## [Task instructions]
Scan the material for the word "праве", and copy each line where it shows up.

## [Record list]
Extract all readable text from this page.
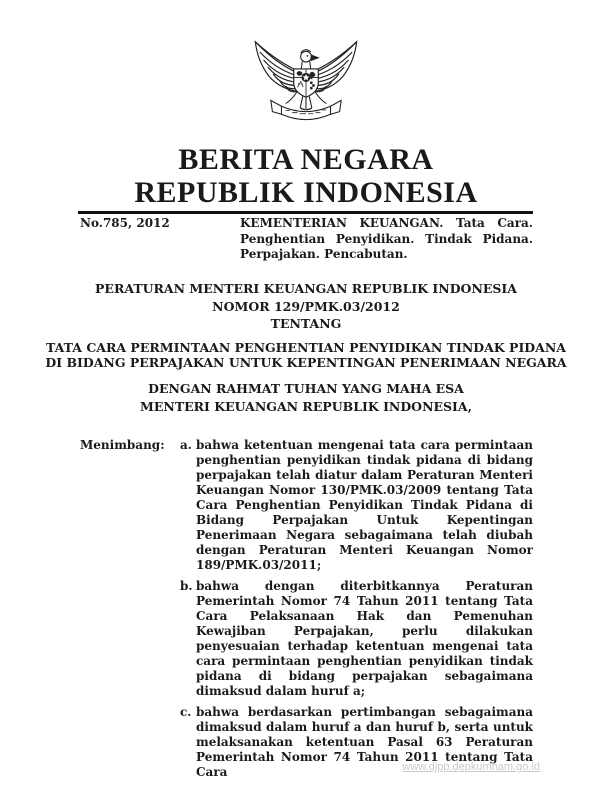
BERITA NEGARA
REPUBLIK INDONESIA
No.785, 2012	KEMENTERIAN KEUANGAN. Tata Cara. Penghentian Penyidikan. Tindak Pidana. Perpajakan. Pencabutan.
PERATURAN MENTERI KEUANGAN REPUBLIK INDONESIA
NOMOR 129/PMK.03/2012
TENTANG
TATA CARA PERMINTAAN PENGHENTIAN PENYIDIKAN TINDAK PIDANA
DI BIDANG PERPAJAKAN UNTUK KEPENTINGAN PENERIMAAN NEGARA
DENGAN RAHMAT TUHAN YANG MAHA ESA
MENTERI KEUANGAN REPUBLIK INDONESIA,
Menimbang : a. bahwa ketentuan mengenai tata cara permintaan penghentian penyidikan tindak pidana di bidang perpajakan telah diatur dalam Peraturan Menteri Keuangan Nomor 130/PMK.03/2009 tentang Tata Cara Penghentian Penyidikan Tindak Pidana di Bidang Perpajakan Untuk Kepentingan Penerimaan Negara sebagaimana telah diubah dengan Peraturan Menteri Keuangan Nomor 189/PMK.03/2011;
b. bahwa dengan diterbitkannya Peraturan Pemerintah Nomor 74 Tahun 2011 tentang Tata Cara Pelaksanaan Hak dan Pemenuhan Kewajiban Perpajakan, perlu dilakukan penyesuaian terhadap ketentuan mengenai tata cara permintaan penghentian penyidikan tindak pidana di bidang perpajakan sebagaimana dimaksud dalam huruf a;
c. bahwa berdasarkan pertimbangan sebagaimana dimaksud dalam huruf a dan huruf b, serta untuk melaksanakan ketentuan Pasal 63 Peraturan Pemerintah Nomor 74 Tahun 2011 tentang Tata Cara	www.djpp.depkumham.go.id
---
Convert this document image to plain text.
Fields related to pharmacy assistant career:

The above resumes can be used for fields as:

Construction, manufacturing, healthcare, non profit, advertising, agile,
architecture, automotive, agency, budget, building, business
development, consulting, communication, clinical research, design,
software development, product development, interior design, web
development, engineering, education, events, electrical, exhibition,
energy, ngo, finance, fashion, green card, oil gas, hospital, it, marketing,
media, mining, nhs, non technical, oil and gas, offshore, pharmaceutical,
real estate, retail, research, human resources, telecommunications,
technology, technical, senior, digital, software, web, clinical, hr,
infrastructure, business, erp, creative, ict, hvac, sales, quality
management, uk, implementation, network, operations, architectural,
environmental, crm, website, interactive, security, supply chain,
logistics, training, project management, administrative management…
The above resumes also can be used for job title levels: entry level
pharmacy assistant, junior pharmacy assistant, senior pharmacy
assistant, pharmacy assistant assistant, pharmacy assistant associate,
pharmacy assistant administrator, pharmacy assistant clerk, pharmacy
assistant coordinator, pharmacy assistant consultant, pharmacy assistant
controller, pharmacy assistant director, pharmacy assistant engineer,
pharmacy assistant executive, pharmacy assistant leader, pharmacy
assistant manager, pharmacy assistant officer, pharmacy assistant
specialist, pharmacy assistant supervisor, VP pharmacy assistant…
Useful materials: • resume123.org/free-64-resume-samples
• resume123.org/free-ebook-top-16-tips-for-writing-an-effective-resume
--
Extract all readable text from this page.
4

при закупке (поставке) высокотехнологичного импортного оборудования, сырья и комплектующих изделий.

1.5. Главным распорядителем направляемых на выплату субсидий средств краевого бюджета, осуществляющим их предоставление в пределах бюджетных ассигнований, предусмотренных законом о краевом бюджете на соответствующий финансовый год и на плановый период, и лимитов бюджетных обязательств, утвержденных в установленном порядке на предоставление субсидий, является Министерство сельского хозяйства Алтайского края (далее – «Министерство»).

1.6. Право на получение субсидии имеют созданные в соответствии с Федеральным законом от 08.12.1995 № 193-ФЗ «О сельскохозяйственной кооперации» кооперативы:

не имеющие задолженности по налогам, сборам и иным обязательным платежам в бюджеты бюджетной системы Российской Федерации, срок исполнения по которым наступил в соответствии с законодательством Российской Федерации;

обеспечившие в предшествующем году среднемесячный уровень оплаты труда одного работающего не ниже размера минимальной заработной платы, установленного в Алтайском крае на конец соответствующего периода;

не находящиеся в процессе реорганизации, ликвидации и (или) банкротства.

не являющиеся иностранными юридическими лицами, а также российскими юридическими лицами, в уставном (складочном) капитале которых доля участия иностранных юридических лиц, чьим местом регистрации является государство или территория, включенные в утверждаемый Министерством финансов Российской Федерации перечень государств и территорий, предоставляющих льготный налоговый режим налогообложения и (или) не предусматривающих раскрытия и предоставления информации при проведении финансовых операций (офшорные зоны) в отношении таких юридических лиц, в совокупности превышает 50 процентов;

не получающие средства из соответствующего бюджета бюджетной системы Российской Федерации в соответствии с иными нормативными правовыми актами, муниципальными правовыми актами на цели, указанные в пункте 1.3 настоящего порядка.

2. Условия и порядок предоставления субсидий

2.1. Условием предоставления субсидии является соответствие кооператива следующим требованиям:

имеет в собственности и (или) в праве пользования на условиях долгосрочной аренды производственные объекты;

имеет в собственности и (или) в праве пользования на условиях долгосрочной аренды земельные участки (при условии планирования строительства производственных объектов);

## [Result]
имеет в собственности и (или) в праве пользования на условиях долгосрочной аренды производственные объекты;
имеет в собственности и (или) в праве пользования на условиях долгосрочной аренды земельные участки (при условии планирования строительства производственных объектов);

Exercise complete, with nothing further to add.